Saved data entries

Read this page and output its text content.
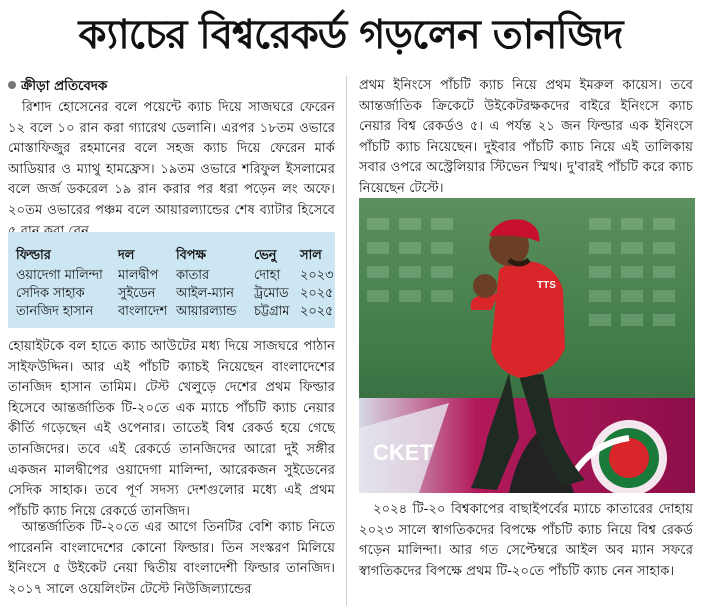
ক্যাচের বিশ্বরেকর্ড গড়লেন তানজিদ
ক্রীড়া প্রতিবেদক
রিশাদ হোসেনের বলে পয়েন্টে ক্যাচ দিয়ে সাজঘরে ফেরেন ১২ বলে ১০ রান করা গ্যারেথ ডেলানি। এরপর ১৮তম ওভারে মোস্তাফিজুর রহমানের বলে সহজ ক্যাচ দিয়ে ফেরেন মার্ক আডিয়ার ও ম্যাথু হামফ্রেস। ১৯তম ওভারে শরিফুল ইসলামের বলে জর্জ ডকরেল ১৯ রান করার পর ধরা পড়েন লং অফে। ২০তম ওভারের পঞ্চম বলে আয়ারল্যান্ডের শেষ ব্যাটার হিসেবে
ফিল্ডার	দল	বিপক্ষ	ভেনু	সাল
ওয়াদেগা মালিন্দা	মালদ্বীপ	কাতার	দোহা	২০২৩
সেদিক সাহাক	সুইডেন	আইল-ম্যান	ট্রমোড	২০২৫
তানজিদ হাসান	বাংলাদেশ	আয়ারল্যান্ড	চট্টগ্রাম	২০২৫
হোয়াইটকে বল হাতে ক্যাচ আউটের মধ্য দিয়ে সাজঘরে পাঠান সাইফউদ্দিন। আর এই পাঁচটি ক্যাচই নিয়েছেন বাংলাদেশের তানজিদ হাসান তামিম। টেস্ট খেলুড়ে দেশের প্রথম ফিল্ডার হিসেবে আন্তর্জাতিক টি-২০তে এক ম্যাচে পাঁচটি ক্যাচ নেয়ার কীর্তি গড়েছেন এই ওপেনার। তাতেই বিশ্ব রেকর্ড হয়ে গেছে তানজিদের। তবে এই রেকর্ডে তানজিদের আরো দুই সঙ্গীর একজন মালদ্বীপের ওয়াদেগা মালিন্দা, আরেকজন সুইডেনের সেদিক সাহাক। তবে পূর্ণ সদস্য দেশগুলোর মধ্যে এই প্রথম পাঁচটি ক্যাচ নিয়ে রেকর্ডে তানজিদ।
আন্তর্জাতিক টি-২০তে এর আগে তিনটির বেশি ক্যাচ নিতে পারেননি বাংলাদেশের কোনো ফিল্ডার। তিন সংস্করণ মিলিয়ে ইনিংসে ৫ উইকেট নেয়া দ্বিতীয় বাংলাদেশী ফিল্ডার তানজিদ। ২০১৭ সালে ওয়েলিংটন টেস্টে নিউজিল্যান্ডের
প্রথম ইনিংসে পাঁচটি ক্যাচ নিয়ে প্রথম ইমরুল কায়েস। তবে আন্তর্জাতিক ক্রিকেটে উইকেটরক্ষকদের বাইরে ইনিংসে ক্যাচ নেয়ার বিশ্ব রেকর্ডও ৫। এ পর্যন্ত ২১ জন ফিল্ডার এক ইনিংসে পাঁচটি ক্যাচ নিয়েছেন। দুইবার পাঁচটি ক্যাচ নিয়ে এই তালিকায় সবার ওপরে অস্ট্রেলিয়ার স্টিভেন স্মিথ। দু'বারই পাঁচটি করে ক্যাচ নিয়েছেন টেস্টে।
CKET
TTS
২০২৪ টি-২০ বিশ্বকাপের বাছাইপর্বের ম্যাচে কাতারের দোহায় ২০২৩ সালে স্বাগতিকদের বিপক্ষে পাঁচটি ক্যাচ নিয়ে বিশ্ব রেকর্ড গড়েন মালিন্দা। আর গত সেপ্টেম্বরে আইল অব ম্যান সফরে স্বাগতিকদের বিপক্ষে প্রথম টি-২০তে পাঁচটি ক্যাচ নেন সাহাক।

**WHAT IS ASKED:** Every record above should come back exactly, but without its pictures.

**SOLUTION TO THIS EXERCISE:**
Read this page and output its text content.
ক্যাচের বিশ্বরেকর্ড গড়লেন তানজিদ
ক্রীড়া প্রতিবেদক
রিশাদ হোসেনের বলে পয়েন্টে ক্যাচ দিয়ে সাজঘরে ফেরেন ১২ বলে ১০ রান করা গ্যারেথ ডেলানি। এরপর ১৮তম ওভারে মোস্তাফিজুর রহমানের বলে সহজ ক্যাচ দিয়ে ফেরেন মার্ক আডিয়ার ও ম্যাথু হামফ্রেস। ১৯তম ওভারে শরিফুল ইসলামের বলে জর্জ ডকরেল ১৯ রান করার পর ধরা পড়েন লং অফে। ২০তম ওভারের পঞ্চম বলে আয়ারল্যান্ডের শেষ ব্যাটার হিসেবে
ফিল্ডার	দল	বিপক্ষ	ভেনু	সাল
ওয়াদেগা মালিন্দা	মালদ্বীপ	কাতার	দোহা	২০২৩
সেদিক সাহাক	সুইডেন	আইল-ম্যান	ট্রমোড	২০২৫
তানজিদ হাসান	বাংলাদেশ	আয়ারল্যান্ড	চট্টগ্রাম	২০২৫
হোয়াইটকে বল হাতে ক্যাচ আউটের মধ্য দিয়ে সাজঘরে পাঠান সাইফউদ্দিন। আর এই পাঁচটি ক্যাচই নিয়েছেন বাংলাদেশের তানজিদ হাসান তামিম। টেস্ট খেলুড়ে দেশের প্রথম ফিল্ডার হিসেবে আন্তর্জাতিক টি-২০তে এক ম্যাচে পাঁচটি ক্যাচ নেয়ার কীর্তি গড়েছেন এই ওপেনার। তাতেই বিশ্ব রেকর্ড হয়ে গেছে তানজিদের। তবে এই রেকর্ডে তানজিদের আরো দুই সঙ্গীর একজন মালদ্বীপের ওয়াদেগা মালিন্দা, আরেকজন সুইডেনের সেদিক সাহাক। তবে পূর্ণ সদস্য দেশগুলোর মধ্যে এই প্রথম পাঁচটি ক্যাচ নিয়ে রেকর্ডে তানজিদ।
আন্তর্জাতিক টি-২০তে এর আগে তিনটির বেশি ক্যাচ নিতে পারেননি বাংলাদেশের কোনো ফিল্ডার। তিন সংস্করণ মিলিয়ে ইনিংসে ৫ উইকেট নেয়া দ্বিতীয় বাংলাদেশী ফিল্ডার তানজিদ। ২০১৭ সালে ওয়েলিংটন টেস্টে নিউজিল্যান্ডের
প্রথম ইনিংসে পাঁচটি ক্যাচ নিয়ে প্রথম ইমরুল কায়েস। তবে আন্তর্জাতিক ক্রিকেটে উইকেটরক্ষকদের বাইরে ইনিংসে ক্যাচ নেয়ার বিশ্ব রেকর্ডও ৫। এ পর্যন্ত ২১ জন ফিল্ডার এক ইনিংসে পাঁচটি ক্যাচ নিয়েছেন। দুইবার পাঁচটি ক্যাচ নিয়ে এই তালিকায় সবার ওপরে অস্ট্রেলিয়ার স্টিভেন স্মিথ। দু'বারই পাঁচটি করে ক্যাচ নিয়েছেন টেস্টে।
CKET
TTS
২০২৪ টি-২০ বিশ্বকাপের বাছাইপর্বের ম্যাচে কাতারের দোহায় ২০২৩ সালে স্বাগতিকদের বিপক্ষে পাঁচটি ক্যাচ নিয়ে বিশ্ব রেকর্ড গড়েন মালিন্দা। আর গত সেপ্টেম্বরে আইল অব ম্যান সফরে স্বাগতিকদের বিপক্ষে প্রথম টি-২০তে পাঁচটি ক্যাচ নেন সাহাক।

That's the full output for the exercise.